◆ Short problem: Scan the data below. Pull out each line where "JSON" occurs.

— start of Entries provided —

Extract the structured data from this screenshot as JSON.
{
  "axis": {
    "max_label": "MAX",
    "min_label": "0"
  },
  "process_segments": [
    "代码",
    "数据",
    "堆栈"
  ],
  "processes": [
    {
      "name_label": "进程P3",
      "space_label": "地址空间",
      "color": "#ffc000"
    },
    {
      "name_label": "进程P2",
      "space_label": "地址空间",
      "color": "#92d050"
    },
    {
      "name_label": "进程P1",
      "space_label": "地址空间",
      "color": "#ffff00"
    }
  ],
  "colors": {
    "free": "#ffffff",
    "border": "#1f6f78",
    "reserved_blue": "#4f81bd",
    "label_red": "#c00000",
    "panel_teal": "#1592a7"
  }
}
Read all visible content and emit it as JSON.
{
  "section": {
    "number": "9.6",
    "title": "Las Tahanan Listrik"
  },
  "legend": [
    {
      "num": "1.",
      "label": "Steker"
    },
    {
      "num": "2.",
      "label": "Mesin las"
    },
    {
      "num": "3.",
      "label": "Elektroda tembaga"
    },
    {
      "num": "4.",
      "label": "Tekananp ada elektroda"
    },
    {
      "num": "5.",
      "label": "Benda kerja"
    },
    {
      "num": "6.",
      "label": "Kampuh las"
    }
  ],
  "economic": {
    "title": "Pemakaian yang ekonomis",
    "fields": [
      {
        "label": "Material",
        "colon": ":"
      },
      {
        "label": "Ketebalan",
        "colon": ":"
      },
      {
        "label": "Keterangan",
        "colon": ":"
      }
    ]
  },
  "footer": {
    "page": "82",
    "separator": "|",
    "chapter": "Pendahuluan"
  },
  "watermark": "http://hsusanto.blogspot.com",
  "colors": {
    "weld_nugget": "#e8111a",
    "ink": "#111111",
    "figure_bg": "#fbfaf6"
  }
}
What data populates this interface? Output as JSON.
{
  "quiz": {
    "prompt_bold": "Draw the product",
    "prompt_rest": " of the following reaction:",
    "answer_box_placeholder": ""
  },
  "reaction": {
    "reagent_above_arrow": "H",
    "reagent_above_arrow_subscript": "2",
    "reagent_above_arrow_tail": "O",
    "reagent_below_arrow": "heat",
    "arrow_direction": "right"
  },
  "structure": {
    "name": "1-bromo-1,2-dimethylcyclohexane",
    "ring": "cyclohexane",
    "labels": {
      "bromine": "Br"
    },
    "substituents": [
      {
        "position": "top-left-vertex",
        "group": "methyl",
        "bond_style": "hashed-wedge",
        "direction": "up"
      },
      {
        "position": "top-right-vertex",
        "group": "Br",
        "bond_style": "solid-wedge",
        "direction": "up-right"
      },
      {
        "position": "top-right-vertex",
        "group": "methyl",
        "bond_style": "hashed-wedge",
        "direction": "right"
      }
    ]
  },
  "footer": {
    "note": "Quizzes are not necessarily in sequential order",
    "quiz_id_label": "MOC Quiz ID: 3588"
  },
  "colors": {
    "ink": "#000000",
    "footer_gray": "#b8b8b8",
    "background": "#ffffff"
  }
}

— end of Entries provided —

◆ Solved exercise:
Extract the structured data from this screenshot as JSON.
Read all visible content and emit it as JSON.
What data populates this interface? Output as JSON.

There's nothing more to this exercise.